#### Dataset

● ● ●

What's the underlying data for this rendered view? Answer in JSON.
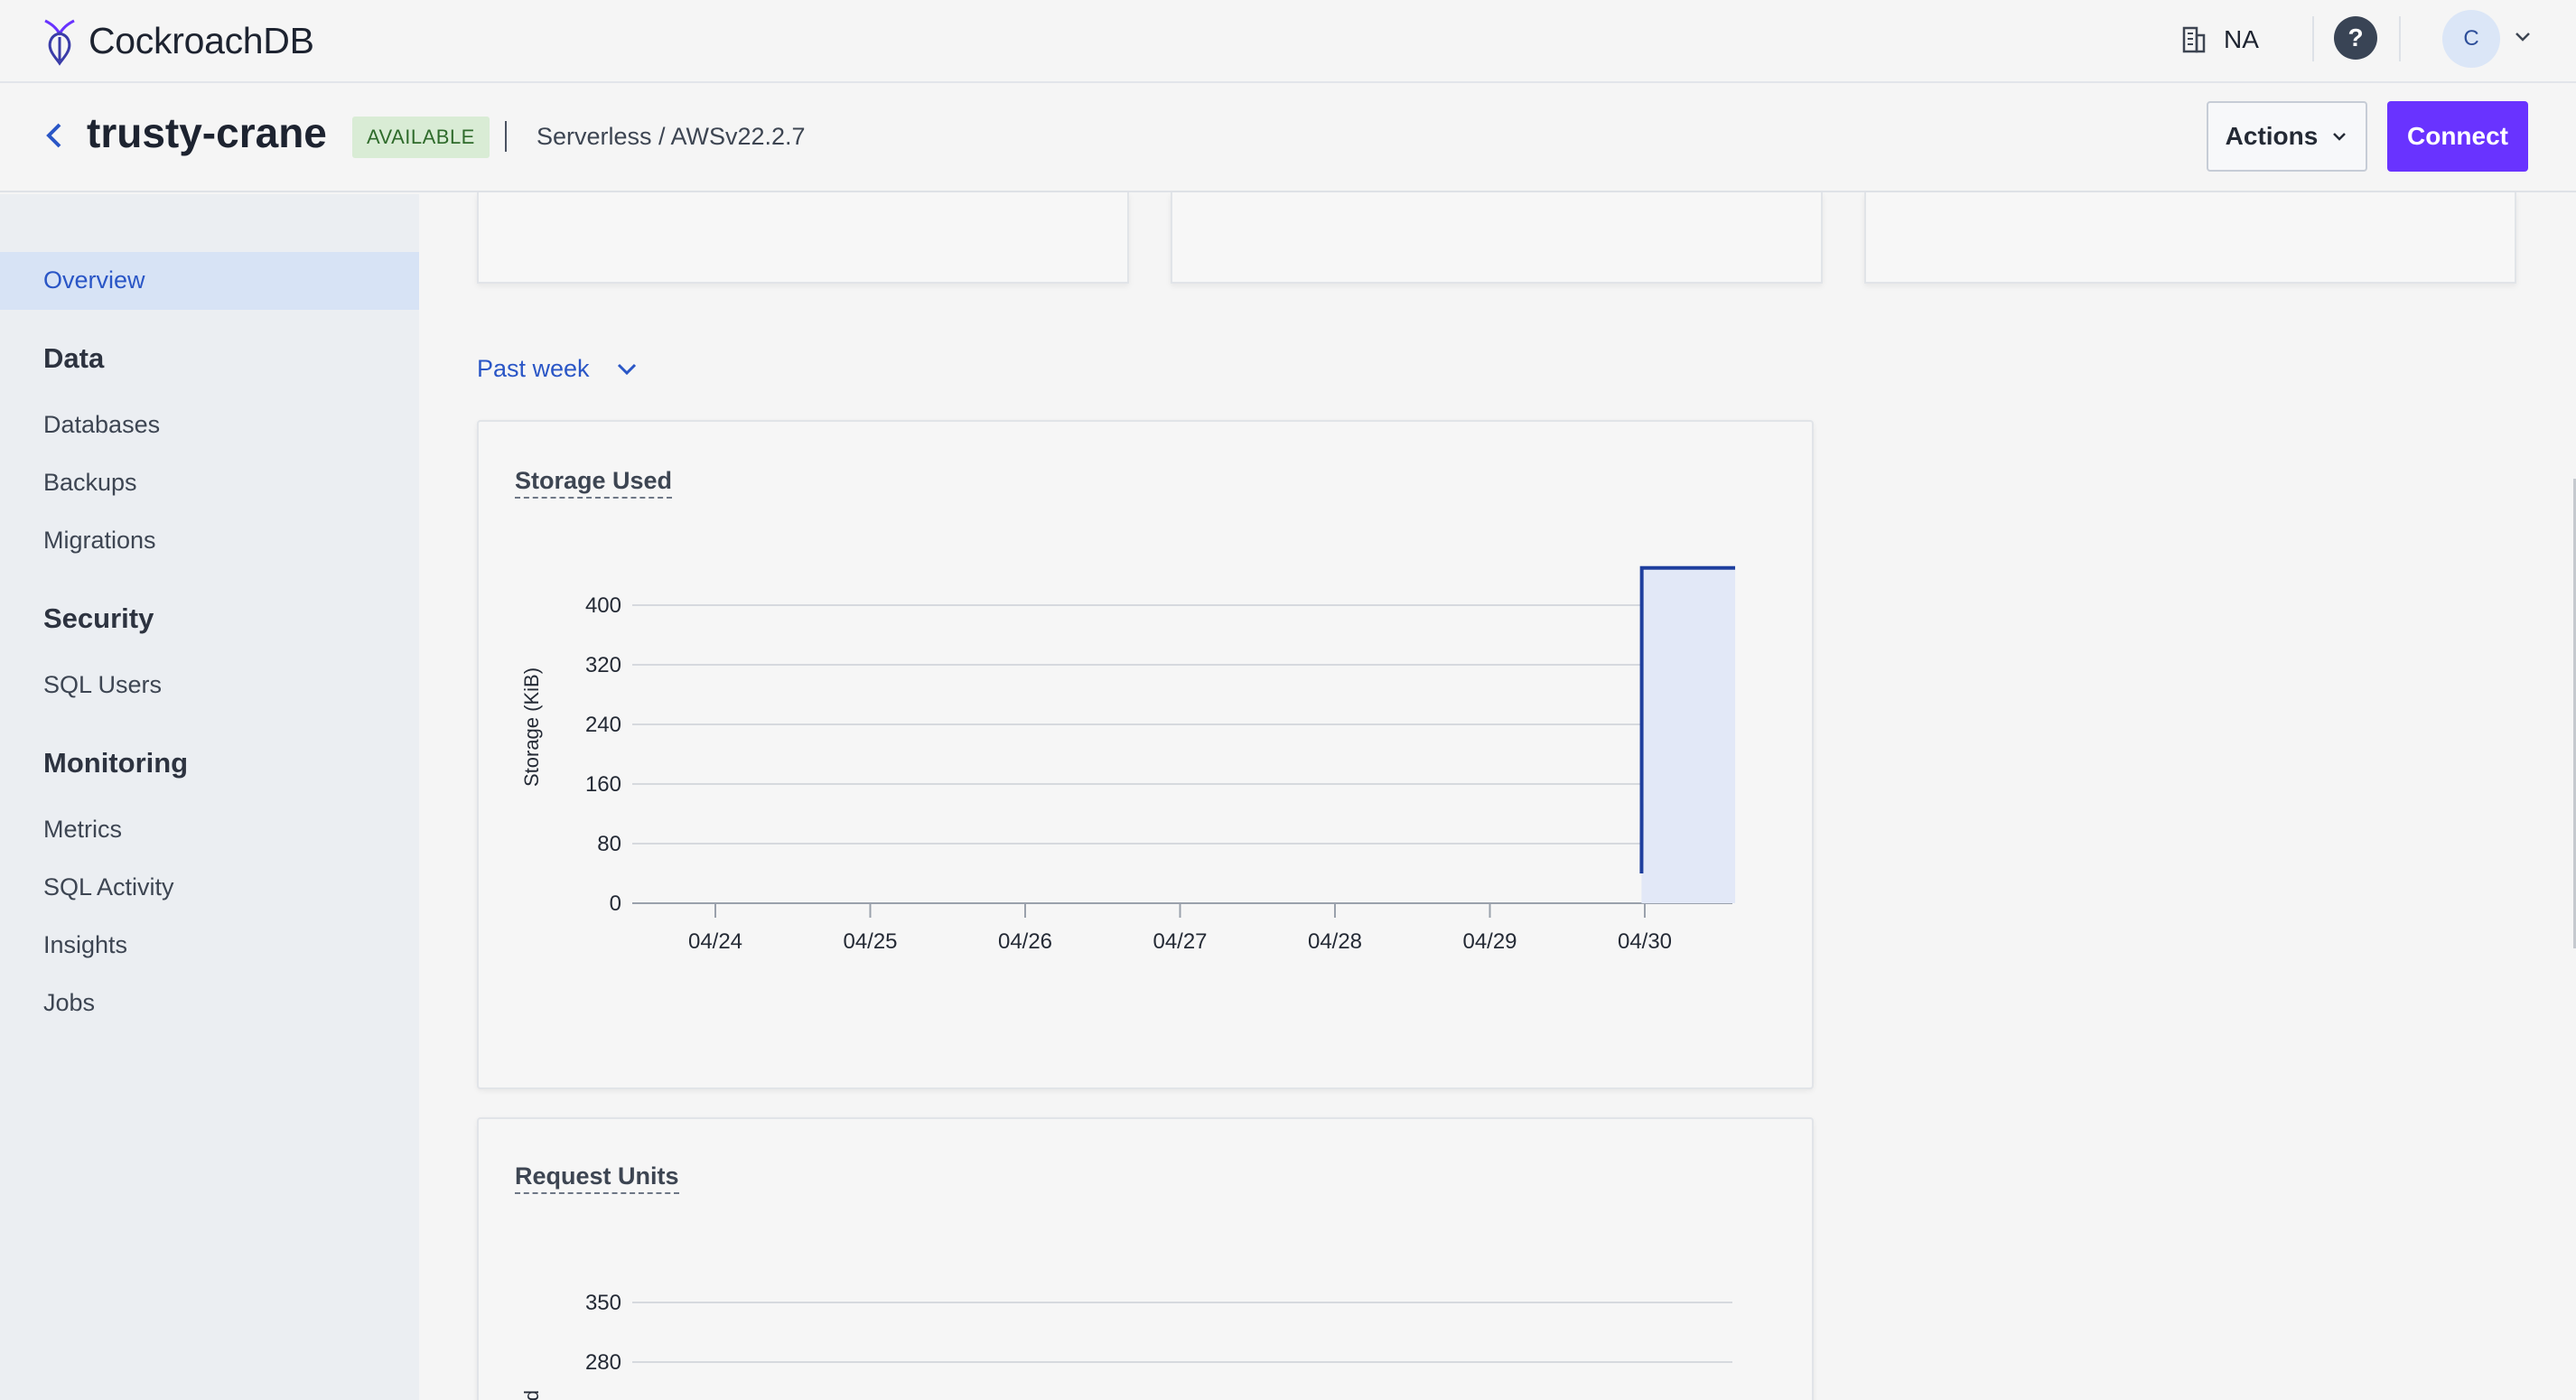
{
  "topbar": {
    "brand": "CockroachDB",
    "org_name": "NA",
    "help_label": "?",
    "avatar_initial": "C",
    "icons": [
      "cockroach-logo-icon",
      "building-icon",
      "help-icon",
      "chevron-down-icon"
    ]
  },
  "cluster": {
    "name": "trusty-crane",
    "status": "AVAILABLE",
    "plan": "Serverless / AWS",
    "version": "v22.2.7",
    "actions_label": "Actions",
    "connect_label": "Connect",
    "colors": {
      "status_bg": "#d9ecd5",
      "status_text": "#2f6b2b",
      "primary": "#6933ff"
    }
  },
  "sidebar": {
    "active": "Overview",
    "sections": [
      {
        "heading": "Data",
        "items": [
          "Databases",
          "Backups",
          "Migrations"
        ]
      },
      {
        "heading": "Security",
        "items": [
          "SQL Users"
        ]
      },
      {
        "heading": "Monitoring",
        "items": [
          "Metrics",
          "SQL Activity",
          "Insights",
          "Jobs"
        ]
      }
    ]
  },
  "main": {
    "time_range": "Past week"
  },
  "chart_data": [
    {
      "type": "area",
      "title": "Storage Used",
      "ylabel": "Storage (KiB)",
      "xlabel": "",
      "x_ticks": [
        "04/24",
        "04/25",
        "04/26",
        "04/27",
        "04/28",
        "04/29",
        "04/30"
      ],
      "y_ticks": [
        0,
        80,
        160,
        240,
        320,
        400
      ],
      "ylim": [
        0,
        450
      ],
      "series": [
        {
          "x": [
            "04/29 23:30",
            "04/29 23:31",
            "04/29 23:32",
            "04/30 14:00"
          ],
          "values": [
            40,
            115,
            450,
            450
          ]
        }
      ],
      "grid": true,
      "color": "#1f3f9e",
      "fill": "#e2e8f7"
    },
    {
      "type": "line",
      "title": "Request Units",
      "ylabel": "cond",
      "y_ticks": [
        280,
        350
      ],
      "grid": true
    }
  ]
}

● ● ●

Return all lines containing the word "heading".

#### Result below
        "heading": "Data",
        "heading": "Security",
        "heading": "Monitoring",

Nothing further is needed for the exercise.